### SHORT TASK
Beneath this task is a listing. State how many of its lines include the string "ffffff", giving nothing but the number.

___ SUPPLIED RECORDS

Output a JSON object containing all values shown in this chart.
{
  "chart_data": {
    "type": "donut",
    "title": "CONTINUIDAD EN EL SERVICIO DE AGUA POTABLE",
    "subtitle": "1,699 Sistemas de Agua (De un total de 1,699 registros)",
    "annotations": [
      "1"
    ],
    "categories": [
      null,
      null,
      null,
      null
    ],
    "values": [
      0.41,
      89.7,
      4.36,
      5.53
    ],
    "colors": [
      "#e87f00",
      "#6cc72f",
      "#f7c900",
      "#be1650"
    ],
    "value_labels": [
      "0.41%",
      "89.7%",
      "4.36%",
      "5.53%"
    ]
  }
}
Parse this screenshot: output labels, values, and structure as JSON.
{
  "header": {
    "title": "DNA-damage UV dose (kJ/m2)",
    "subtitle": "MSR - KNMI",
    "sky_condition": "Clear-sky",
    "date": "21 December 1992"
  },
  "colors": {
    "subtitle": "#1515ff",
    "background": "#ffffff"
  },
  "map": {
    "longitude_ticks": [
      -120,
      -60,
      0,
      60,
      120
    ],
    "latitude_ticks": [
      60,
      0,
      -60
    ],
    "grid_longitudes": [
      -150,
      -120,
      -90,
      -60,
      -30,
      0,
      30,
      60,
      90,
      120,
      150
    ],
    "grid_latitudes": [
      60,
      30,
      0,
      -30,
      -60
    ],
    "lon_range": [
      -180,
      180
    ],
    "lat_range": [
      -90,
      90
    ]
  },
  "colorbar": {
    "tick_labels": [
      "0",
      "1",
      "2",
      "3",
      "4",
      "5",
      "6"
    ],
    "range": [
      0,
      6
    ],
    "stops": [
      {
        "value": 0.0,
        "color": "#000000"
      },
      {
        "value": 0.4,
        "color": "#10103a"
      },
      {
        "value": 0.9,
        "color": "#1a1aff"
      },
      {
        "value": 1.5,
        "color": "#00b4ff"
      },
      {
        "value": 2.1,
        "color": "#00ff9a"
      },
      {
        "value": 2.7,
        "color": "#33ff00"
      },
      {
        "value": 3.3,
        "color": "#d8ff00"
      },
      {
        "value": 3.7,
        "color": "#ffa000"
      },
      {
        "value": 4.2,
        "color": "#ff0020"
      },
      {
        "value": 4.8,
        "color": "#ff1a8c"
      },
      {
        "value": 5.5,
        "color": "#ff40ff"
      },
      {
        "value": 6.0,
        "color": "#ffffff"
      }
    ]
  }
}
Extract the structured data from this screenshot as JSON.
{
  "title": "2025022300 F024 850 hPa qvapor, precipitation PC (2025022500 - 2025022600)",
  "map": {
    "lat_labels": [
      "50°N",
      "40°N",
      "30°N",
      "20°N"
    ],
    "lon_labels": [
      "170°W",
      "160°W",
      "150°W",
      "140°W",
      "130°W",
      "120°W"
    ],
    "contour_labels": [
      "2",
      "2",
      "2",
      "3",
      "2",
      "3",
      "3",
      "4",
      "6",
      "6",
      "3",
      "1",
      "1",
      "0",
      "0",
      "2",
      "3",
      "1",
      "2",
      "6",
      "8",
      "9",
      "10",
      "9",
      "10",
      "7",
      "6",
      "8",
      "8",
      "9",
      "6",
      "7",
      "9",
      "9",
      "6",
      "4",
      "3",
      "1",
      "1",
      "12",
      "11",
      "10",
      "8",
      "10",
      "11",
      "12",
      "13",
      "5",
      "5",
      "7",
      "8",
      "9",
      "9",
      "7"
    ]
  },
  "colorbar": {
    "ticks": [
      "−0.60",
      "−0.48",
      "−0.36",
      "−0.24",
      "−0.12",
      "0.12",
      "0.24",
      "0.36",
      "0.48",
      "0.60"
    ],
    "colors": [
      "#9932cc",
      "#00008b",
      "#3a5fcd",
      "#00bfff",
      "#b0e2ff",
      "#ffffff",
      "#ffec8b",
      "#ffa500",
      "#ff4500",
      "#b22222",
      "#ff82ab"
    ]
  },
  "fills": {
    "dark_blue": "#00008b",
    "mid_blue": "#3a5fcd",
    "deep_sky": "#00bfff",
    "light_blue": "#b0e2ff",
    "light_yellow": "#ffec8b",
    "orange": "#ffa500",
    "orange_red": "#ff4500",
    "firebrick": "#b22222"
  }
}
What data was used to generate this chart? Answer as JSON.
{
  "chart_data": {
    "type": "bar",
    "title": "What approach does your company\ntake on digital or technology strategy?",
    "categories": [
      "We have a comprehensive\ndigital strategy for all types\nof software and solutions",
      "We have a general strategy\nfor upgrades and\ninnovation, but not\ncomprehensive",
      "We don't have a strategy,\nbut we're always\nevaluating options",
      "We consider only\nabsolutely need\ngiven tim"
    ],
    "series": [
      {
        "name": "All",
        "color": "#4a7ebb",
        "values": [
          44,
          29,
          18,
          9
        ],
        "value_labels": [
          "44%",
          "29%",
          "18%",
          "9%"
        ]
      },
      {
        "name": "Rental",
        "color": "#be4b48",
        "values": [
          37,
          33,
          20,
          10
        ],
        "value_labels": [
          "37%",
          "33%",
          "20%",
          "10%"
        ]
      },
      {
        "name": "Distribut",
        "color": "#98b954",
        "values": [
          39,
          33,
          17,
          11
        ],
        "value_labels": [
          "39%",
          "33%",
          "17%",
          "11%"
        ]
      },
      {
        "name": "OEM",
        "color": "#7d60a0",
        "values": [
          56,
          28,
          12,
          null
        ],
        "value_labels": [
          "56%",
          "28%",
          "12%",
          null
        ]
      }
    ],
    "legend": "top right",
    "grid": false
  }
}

______

### ANSWER TO THE EXERCISE
3